--- Task to complete ---
Identify each line below that contains the word "plus", and copy it out.

═════ Extracted data

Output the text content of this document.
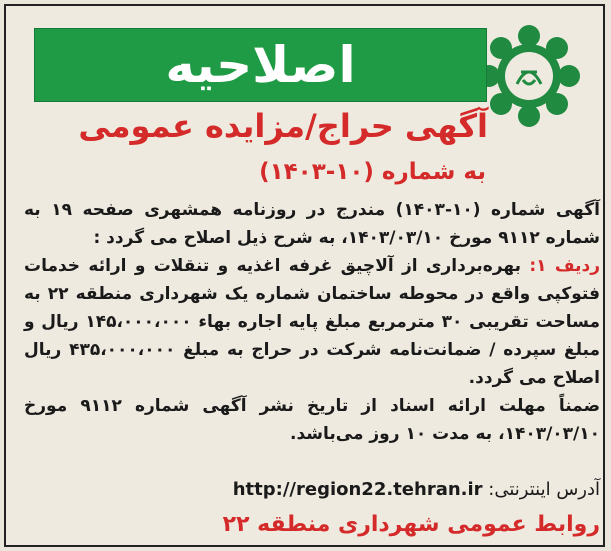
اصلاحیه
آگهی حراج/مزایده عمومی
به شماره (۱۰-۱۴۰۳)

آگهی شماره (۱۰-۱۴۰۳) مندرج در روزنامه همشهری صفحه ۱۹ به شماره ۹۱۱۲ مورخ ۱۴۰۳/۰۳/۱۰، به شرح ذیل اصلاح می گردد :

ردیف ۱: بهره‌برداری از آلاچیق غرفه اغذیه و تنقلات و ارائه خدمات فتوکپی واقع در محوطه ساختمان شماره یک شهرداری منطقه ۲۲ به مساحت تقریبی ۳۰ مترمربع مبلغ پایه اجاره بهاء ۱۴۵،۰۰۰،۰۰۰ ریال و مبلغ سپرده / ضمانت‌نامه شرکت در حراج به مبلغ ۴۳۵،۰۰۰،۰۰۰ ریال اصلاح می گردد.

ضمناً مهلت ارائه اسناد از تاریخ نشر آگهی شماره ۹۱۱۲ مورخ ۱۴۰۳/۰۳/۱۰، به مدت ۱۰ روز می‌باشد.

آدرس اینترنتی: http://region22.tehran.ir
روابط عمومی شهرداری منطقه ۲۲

══════════
═════ Extracted data

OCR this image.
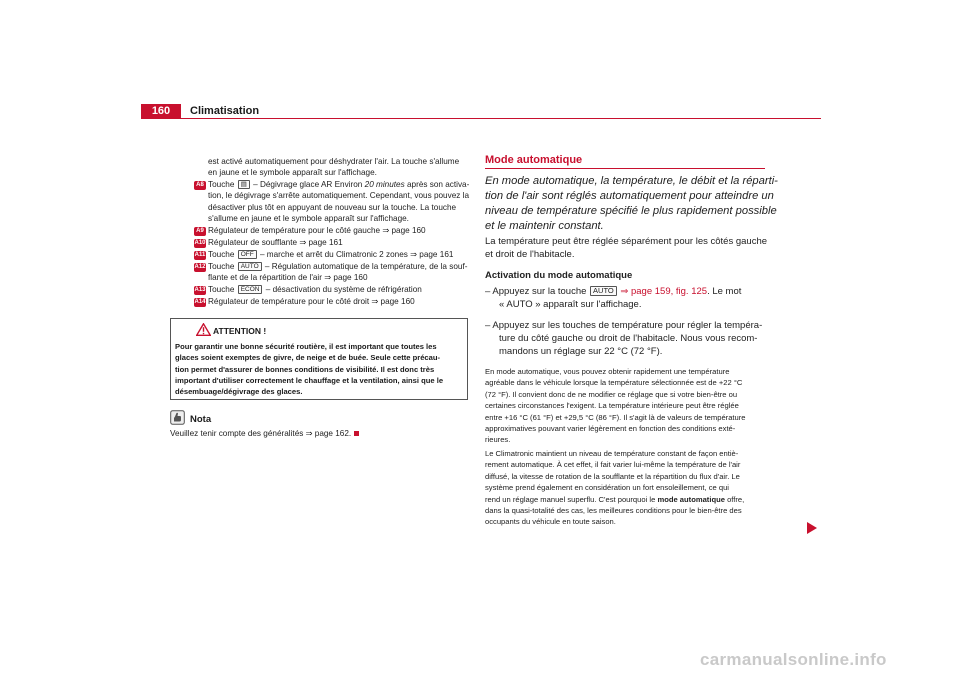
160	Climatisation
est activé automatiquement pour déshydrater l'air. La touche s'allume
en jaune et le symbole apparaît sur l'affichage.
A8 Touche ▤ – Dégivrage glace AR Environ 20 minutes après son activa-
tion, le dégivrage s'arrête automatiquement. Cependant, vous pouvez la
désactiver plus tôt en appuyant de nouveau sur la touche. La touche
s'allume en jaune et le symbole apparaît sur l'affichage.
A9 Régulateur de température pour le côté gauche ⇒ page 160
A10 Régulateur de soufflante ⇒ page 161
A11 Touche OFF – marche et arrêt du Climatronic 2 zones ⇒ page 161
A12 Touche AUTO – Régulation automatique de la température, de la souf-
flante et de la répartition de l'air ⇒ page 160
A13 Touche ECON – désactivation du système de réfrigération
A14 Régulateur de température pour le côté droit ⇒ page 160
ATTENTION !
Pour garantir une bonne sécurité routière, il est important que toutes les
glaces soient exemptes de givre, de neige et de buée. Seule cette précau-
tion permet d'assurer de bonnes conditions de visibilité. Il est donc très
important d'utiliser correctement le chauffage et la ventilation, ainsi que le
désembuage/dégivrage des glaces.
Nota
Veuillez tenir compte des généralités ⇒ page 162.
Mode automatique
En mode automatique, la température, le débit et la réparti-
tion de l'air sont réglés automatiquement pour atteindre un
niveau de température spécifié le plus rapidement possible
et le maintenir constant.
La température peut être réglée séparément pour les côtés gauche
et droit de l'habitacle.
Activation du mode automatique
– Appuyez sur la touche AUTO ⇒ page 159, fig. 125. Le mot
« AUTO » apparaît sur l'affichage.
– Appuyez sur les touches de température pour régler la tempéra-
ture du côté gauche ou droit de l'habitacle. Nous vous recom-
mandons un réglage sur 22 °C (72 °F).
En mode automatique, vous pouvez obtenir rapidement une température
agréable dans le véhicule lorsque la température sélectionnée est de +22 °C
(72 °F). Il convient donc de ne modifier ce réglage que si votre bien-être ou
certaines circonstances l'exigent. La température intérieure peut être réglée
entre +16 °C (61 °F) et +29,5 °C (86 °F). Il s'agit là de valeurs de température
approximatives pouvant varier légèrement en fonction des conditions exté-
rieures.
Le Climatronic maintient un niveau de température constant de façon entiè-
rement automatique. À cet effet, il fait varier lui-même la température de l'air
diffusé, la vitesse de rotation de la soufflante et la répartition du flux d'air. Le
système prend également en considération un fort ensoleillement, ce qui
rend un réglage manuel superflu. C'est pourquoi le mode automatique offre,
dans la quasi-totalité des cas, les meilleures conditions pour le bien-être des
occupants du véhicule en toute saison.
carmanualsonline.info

══════════

--- Final answer ---
désactiver plus tôt en appuyant de nouveau sur la touche. La touche
niveau de température spécifié le plus rapidement possible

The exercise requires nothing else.